— begin Provided information —

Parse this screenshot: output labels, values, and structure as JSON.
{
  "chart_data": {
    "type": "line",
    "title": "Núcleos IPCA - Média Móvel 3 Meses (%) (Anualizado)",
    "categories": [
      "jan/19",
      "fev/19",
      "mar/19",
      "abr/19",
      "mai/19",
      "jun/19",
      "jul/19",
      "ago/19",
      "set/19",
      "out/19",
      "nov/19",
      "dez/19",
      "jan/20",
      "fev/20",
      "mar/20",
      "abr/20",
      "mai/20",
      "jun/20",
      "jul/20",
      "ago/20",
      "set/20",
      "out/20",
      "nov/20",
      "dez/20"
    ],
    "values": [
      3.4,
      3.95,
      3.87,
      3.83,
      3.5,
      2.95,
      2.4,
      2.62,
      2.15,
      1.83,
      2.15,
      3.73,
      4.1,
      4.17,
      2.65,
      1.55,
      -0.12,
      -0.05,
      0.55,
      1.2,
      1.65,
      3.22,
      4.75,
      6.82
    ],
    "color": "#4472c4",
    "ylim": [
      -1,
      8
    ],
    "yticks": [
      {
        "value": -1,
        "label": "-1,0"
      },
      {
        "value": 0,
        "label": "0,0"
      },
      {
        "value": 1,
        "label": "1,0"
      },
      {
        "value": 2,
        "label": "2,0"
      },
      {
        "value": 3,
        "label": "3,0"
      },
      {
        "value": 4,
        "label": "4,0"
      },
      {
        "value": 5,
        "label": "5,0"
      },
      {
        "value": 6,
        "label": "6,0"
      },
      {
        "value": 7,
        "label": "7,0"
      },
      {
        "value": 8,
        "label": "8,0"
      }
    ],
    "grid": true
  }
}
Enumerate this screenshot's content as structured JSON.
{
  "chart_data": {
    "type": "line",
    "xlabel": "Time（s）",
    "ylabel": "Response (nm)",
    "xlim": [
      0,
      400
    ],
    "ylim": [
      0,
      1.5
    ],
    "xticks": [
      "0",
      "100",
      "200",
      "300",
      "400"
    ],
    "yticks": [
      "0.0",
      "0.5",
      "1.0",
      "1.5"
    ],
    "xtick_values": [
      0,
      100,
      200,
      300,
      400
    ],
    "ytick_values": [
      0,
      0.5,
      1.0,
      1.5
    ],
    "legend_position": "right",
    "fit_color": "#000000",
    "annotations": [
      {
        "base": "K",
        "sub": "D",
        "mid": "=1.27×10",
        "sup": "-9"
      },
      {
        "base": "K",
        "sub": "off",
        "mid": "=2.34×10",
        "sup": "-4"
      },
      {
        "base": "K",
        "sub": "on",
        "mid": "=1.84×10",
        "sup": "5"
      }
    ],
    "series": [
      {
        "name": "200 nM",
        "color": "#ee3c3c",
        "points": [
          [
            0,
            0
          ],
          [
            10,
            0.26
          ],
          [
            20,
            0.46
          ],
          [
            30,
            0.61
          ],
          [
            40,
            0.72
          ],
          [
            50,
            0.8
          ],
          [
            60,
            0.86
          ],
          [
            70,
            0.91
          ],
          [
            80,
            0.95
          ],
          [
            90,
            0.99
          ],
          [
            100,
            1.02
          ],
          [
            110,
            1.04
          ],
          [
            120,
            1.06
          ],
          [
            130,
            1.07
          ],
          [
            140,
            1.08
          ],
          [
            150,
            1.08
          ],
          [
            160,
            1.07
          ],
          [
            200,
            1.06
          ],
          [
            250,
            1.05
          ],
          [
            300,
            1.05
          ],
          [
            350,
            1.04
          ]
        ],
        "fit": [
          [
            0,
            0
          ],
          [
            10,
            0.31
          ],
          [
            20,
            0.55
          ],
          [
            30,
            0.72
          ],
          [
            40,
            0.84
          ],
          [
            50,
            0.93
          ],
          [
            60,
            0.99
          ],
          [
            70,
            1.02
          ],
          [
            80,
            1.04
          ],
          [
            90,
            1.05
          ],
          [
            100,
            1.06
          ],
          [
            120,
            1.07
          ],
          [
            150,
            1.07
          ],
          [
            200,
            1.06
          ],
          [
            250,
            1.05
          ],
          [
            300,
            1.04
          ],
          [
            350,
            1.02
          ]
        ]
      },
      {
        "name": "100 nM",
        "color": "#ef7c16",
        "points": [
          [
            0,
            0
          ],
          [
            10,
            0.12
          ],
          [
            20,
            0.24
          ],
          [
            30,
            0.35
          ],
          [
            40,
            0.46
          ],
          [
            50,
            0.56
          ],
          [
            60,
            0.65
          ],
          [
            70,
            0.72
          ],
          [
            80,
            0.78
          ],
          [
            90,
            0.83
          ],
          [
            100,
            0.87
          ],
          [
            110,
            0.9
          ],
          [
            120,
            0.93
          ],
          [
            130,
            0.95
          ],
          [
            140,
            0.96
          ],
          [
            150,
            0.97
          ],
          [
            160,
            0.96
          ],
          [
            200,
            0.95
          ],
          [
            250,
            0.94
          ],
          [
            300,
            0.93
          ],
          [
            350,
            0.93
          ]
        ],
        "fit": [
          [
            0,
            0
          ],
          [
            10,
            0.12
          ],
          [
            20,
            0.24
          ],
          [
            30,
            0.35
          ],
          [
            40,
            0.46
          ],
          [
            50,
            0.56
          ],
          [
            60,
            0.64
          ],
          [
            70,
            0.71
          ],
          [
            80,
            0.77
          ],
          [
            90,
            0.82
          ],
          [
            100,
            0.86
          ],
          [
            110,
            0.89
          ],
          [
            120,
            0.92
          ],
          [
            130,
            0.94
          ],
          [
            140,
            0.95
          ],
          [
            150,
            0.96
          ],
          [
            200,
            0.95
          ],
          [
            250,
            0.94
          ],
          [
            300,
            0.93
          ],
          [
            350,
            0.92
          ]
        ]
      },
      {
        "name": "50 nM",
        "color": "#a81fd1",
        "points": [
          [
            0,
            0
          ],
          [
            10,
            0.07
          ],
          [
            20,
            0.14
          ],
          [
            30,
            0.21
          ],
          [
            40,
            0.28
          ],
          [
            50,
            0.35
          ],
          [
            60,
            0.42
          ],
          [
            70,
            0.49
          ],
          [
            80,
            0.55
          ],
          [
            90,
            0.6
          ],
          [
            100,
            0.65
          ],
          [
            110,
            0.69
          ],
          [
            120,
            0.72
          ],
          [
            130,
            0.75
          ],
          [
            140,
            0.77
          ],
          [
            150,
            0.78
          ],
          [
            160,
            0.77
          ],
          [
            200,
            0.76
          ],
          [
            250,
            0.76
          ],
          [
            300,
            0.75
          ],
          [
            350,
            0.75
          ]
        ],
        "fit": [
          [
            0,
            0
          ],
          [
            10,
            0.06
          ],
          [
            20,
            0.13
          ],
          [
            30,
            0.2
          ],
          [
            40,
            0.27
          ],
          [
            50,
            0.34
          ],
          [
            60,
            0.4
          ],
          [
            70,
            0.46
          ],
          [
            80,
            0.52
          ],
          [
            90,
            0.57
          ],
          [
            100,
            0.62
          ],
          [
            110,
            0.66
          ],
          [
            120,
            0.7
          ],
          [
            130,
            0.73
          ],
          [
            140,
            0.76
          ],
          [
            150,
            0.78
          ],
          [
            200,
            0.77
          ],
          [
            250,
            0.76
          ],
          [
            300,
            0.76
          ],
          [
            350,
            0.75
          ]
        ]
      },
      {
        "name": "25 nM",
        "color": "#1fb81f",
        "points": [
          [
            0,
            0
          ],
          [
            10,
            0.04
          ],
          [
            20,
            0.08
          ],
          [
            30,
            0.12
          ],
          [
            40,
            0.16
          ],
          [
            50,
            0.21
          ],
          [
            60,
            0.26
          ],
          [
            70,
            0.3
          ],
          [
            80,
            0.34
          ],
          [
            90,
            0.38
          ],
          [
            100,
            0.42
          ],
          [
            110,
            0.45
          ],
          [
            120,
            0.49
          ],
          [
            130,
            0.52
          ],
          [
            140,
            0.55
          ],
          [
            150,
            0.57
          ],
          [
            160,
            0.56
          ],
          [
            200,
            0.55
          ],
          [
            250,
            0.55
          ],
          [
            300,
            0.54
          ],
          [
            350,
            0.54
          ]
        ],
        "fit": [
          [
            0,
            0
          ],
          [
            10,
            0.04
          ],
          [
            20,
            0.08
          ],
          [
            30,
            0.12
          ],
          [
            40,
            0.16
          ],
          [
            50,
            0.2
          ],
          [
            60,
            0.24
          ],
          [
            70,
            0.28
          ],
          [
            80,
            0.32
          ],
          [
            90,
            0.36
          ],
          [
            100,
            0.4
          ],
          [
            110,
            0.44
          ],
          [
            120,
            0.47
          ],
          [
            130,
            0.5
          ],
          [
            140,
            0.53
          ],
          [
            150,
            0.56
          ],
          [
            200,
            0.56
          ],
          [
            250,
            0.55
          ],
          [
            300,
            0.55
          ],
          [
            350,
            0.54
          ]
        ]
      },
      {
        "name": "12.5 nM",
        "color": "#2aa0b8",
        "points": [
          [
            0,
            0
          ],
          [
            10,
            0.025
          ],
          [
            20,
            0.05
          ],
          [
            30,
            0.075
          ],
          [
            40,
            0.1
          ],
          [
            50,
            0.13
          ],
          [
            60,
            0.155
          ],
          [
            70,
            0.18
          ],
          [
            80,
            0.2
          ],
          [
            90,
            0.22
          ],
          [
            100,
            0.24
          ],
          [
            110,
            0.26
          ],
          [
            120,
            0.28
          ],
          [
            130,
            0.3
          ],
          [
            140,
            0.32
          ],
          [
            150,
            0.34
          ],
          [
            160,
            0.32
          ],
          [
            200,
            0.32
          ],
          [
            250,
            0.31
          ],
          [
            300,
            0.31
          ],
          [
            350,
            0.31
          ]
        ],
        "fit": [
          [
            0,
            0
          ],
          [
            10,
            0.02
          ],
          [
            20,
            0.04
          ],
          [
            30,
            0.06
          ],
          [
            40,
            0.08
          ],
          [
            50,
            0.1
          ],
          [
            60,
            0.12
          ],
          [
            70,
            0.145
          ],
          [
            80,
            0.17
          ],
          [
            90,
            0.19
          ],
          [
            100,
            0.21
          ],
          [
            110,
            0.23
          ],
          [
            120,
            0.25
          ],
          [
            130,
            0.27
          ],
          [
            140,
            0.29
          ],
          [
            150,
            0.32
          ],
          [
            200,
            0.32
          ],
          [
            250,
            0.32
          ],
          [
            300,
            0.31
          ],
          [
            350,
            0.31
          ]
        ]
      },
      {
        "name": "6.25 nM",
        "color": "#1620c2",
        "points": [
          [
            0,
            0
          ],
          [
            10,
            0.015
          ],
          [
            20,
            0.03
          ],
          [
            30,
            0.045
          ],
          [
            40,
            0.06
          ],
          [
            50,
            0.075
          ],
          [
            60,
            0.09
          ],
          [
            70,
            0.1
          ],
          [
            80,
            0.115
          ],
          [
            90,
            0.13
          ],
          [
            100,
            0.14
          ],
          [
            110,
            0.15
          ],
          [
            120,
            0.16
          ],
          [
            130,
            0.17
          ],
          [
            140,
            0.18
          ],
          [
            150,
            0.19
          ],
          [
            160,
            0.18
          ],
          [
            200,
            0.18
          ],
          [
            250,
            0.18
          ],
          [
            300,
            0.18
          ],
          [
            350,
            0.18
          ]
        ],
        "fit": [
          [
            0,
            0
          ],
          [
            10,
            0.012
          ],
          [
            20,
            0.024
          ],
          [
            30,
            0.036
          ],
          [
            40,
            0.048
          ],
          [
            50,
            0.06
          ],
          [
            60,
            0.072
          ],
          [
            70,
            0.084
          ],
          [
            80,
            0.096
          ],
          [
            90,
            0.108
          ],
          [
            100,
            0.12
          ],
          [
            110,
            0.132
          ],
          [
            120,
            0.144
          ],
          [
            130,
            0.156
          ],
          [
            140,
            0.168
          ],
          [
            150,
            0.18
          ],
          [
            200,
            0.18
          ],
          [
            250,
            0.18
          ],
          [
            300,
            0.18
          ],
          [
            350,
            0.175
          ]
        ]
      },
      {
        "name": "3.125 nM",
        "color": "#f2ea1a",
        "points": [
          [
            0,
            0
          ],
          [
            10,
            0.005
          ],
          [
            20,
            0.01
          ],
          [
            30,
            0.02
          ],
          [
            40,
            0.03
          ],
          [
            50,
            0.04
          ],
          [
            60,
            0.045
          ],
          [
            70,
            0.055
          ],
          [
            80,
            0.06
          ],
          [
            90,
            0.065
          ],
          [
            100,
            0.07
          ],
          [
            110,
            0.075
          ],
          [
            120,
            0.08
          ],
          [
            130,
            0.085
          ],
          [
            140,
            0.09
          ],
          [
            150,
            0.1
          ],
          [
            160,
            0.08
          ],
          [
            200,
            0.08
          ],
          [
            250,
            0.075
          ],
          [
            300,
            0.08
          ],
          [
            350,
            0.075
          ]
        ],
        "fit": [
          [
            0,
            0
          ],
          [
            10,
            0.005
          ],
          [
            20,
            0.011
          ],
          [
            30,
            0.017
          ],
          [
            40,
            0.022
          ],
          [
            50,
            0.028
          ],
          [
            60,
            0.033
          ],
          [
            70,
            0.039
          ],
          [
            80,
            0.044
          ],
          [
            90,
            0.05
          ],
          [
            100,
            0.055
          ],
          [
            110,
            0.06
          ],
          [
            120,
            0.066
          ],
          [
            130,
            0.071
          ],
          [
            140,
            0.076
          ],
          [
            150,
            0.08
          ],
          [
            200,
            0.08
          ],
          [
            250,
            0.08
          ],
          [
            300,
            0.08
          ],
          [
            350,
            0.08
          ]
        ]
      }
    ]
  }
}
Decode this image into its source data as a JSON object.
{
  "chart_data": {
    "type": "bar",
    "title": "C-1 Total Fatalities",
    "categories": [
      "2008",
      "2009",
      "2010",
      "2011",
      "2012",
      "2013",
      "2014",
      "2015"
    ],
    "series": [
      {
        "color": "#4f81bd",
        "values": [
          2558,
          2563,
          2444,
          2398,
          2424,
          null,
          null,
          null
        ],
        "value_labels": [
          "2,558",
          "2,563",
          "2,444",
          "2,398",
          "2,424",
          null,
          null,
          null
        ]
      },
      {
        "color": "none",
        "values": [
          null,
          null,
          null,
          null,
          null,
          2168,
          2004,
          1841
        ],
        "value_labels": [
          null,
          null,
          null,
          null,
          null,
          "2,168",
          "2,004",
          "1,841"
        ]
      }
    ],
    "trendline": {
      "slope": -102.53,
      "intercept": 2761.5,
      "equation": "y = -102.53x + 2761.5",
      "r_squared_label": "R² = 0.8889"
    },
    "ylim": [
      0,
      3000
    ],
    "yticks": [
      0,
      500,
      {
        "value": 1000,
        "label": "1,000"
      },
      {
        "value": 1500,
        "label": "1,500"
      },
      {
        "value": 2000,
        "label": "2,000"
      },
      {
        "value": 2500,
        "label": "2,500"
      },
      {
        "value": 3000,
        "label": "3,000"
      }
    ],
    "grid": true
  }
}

— end Provided information —

> [The problem] Check each line above for the word "screenshot", and copy the lines where it appears.

> [Solution to this task]
Parse this screenshot: output labels, values, and structure as JSON.
Enumerate this screenshot's content as structured JSON.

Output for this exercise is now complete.